_Directions_. Do any lines in the data below contain "культуры"? If so, copy every one of them.

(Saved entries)
'''
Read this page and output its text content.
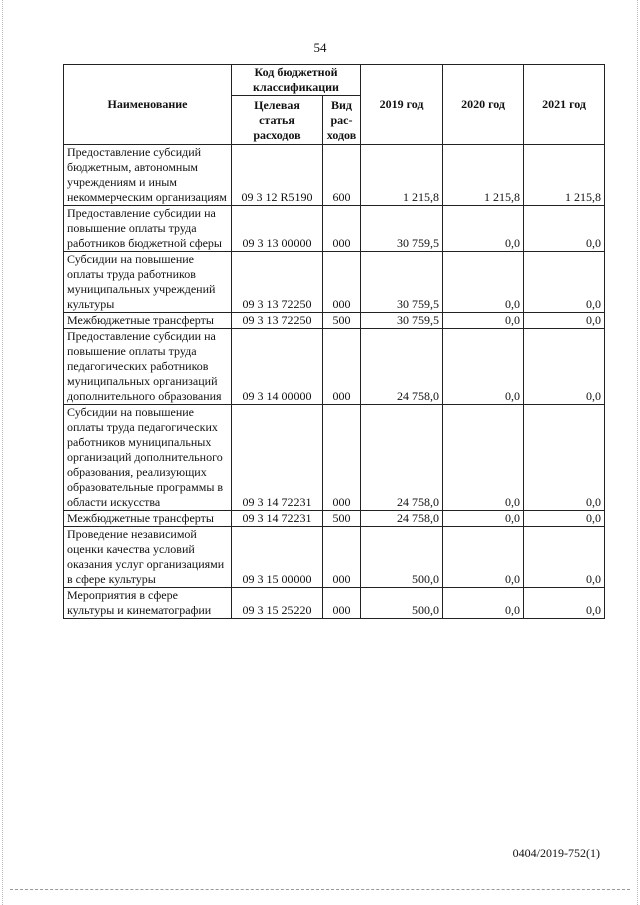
54
Наименование	Код бюджетной классификации		2019 год	2020 год	2021 год
	Целевая статья расходов	Вид рас-ходов			
Предоставление субсидий бюджетным, автономным учреждениям и иным некоммерческим организациям	09 3 12 R5190	600	1 215,8	1 215,8	1 215,8
Предоставление субсидии на повышение оплаты труда работников бюджетной сферы	09 3 13 00000	000	30 759,5	0,0	0,0
Субсидии на повышение оплаты труда работников муниципальных учреждений культуры	09 3 13 72250	000	30 759,5	0,0	0,0
Межбюджетные трансферты	09 3 13 72250	500	30 759,5	0,0	0,0
Предоставление субсидии на повышение оплаты труда педагогических работников муниципальных организаций дополнительного образования	09 3 14 00000	000	24 758,0	0,0	0,0
Субсидии на повышение оплаты труда педагогических работников муниципальных организаций дополнительного образования, реализующих образовательные программы в области искусства	09 3 14 72231	000	24 758,0	0,0	0,0
Межбюджетные трансферты	09 3 14 72231	500	24 758,0	0,0	0,0
Проведение независимой оценки качества условий оказания услуг организациями в сфере культуры	09 3 15 00000	000	500,0	0,0	0,0
Мероприятия в сфере культуры и кинематографии	09 3 15 25220	000	500,0	0,0	0,0
0404/2019-752(1)
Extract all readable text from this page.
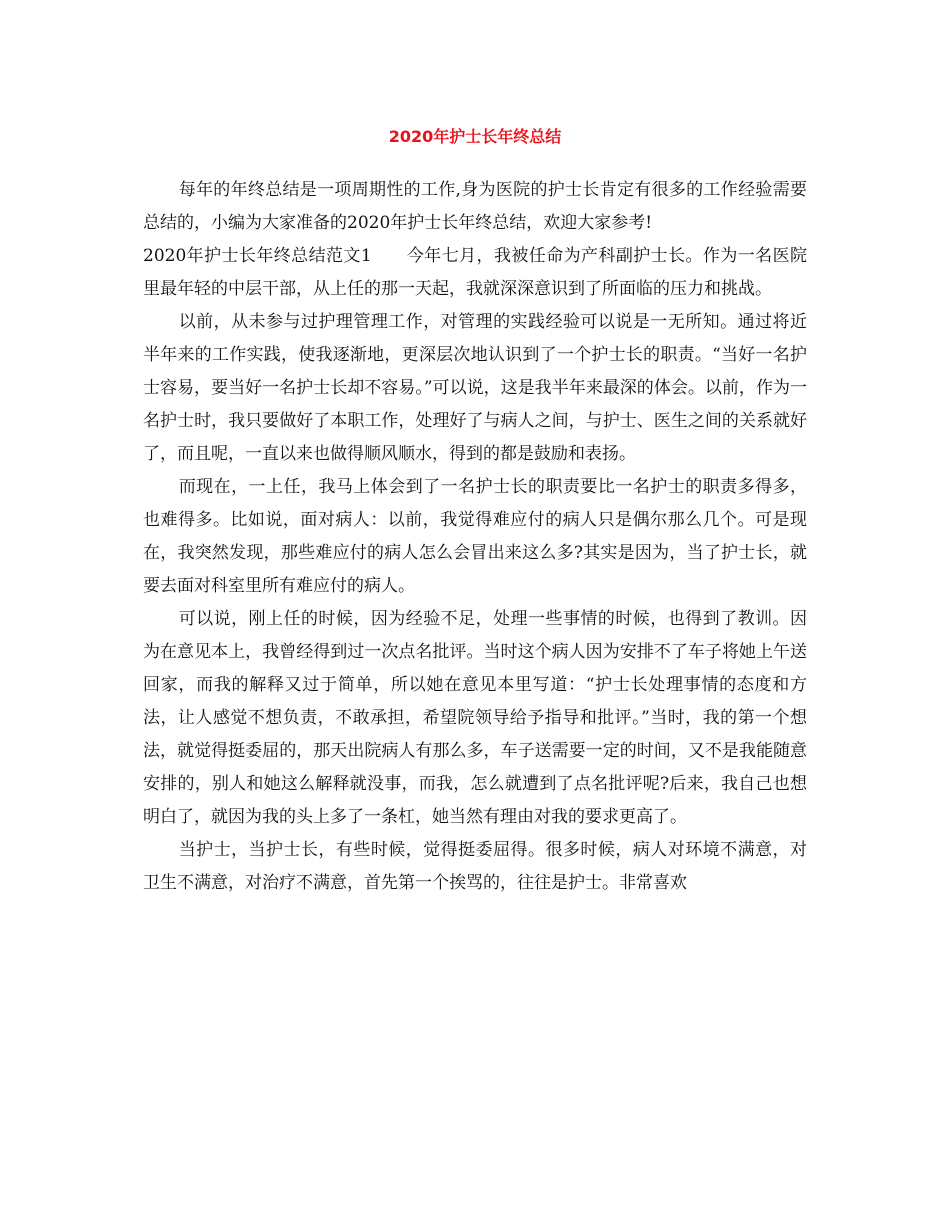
2020年护士长年终总结

每年的年终总结是一项周期性的工作,身为医院的护士长肯定有很多的工作经验需要总结的，小编为大家准备的2020年护士长年终总结，欢迎大家参考!

2020年护士长年终总结范文1　　今年七月，我被任命为产科副护士长。作为一名医院里最年轻的中层干部，从上任的那一天起，我就深深意识到了所面临的压力和挑战。

以前，从未参与过护理管理工作，对管理的实践经验可以说是一无所知。通过将近半年来的工作实践，使我逐渐地，更深层次地认识到了一个护士长的职责。“当好一名护士容易，要当好一名护士长却不容易。”可以说，这是我半年来最深的体会。以前，作为一名护士时，我只要做好了本职工作，处理好了与病人之间，与护士、医生之间的关系就好了，而且呢，一直以来也做得顺风顺水，得到的都是鼓励和表扬。

而现在，一上任，我马上体会到了一名护士长的职责要比一名护士的职责多得多，也难得多。比如说，面对病人：以前，我觉得难应付的病人只是偶尔那么几个。可是现在，我突然发现，那些难应付的病人怎么会冒出来这么多?其实是因为，当了护士长，就要去面对科室里所有难应付的病人。

可以说，刚上任的时候，因为经验不足，处理一些事情的时候，也得到了教训。因为在意见本上，我曾经得到过一次点名批评。当时这个病人因为安排不了车子将她上午送回家，而我的解释又过于简单，所以她在意见本里写道：“护士长处理事情的态度和方法，让人感觉不想负责，不敢承担，希望院领导给予指导和批评。”当时，我的第一个想法，就觉得挺委屈的，那天出院病人有那么多，车子送需要一定的时间，又不是我能随意安排的，别人和她这么解释就没事，而我，怎么就遭到了点名批评呢?后来，我自己也想明白了，就因为我的头上多了一条杠，她当然有理由对我的要求更高了。

当护士，当护士长，有些时候，觉得挺委屈得。很多时候，病人对环境不满意，对卫生不满意，对治疗不满意，首先第一个挨骂的，往往是护士。非常喜欢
'''
_Output of the exercise_.
Субсидии на повышение оплаты труда работников муниципальных учреждений культуры	09 3 13 72250	000	30 759,5	0,0	0,0
Проведение независимой оценки качества условий оказания услуг организациями в сфере культуры	09 3 15 00000	000	500,0	0,0	0,0
Мероприятия в сфере культуры и кинематографии	09 3 15 25220	000	500,0	0,0	0,0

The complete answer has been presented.